=== SUPPLIED ENTRIES ===

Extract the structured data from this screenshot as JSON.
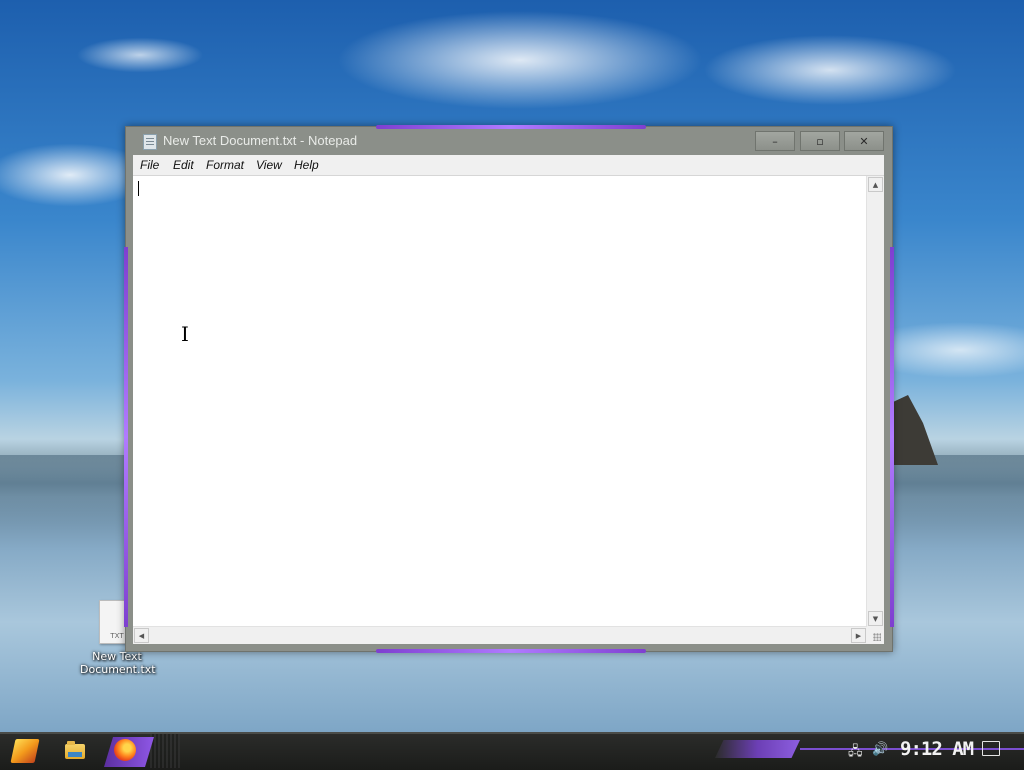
{
  "window": {
    "title": "New Text Document.txt - Notepad",
    "controls": {
      "minimize": "–",
      "maximize": "▫",
      "close": "✕"
    }
  },
  "menu": [
    {
      "label": "File"
    },
    {
      "label": "Edit"
    },
    {
      "label": "Format"
    },
    {
      "label": "View"
    },
    {
      "label": "Help"
    }
  ],
  "editor": {
    "content": ""
  },
  "scrollbar": {
    "up": "▲",
    "down": "▼",
    "left": "◀",
    "right": "▶"
  },
  "desktop_icons": [
    {
      "name": "New Text Document.txt",
      "line1": "New Text",
      "line2": "Document.txt",
      "badge": "TXT"
    }
  ],
  "taskbar": {
    "clock": "9:12 AM",
    "tray": {
      "network": "🖧",
      "volume": "🔊"
    }
  },
  "colors": {
    "accent": "#8a55e0",
    "titlebar": "#8b8f89"
  }
}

===

== GOAL ==
Reproduce the full listing faithfully, but do not carry over any pictures.

== RESPONSE TO THIS EXERCISE ==
Extract the structured data from this screenshot as JSON.
{
  "window": {
    "title": "New Text Document.txt - Notepad",
    "controls": {
      "minimize": "–",
      "maximize": "▫",
      "close": "✕"
    }
  },
  "menu": [
    {
      "label": "File"
    },
    {
      "label": "Edit"
    },
    {
      "label": "Format"
    },
    {
      "label": "View"
    },
    {
      "label": "Help"
    }
  ],
  "editor": {
    "content": ""
  },
  "scrollbar": {
    "up": "▲",
    "down": "▼",
    "left": "◀",
    "right": "▶"
  },
  "desktop_icons": [
    {
      "name": "New Text Document.txt",
      "line1": "New Text",
      "line2": "Document.txt",
      "badge": "TXT"
    }
  ],
  "taskbar": {
    "clock": "9:12 AM",
    "tray": {
      "network": "🖧",
      "volume": "🔊"
    }
  },
  "colors": {
    "accent": "#8a55e0",
    "titlebar": "#8b8f89"
  }
}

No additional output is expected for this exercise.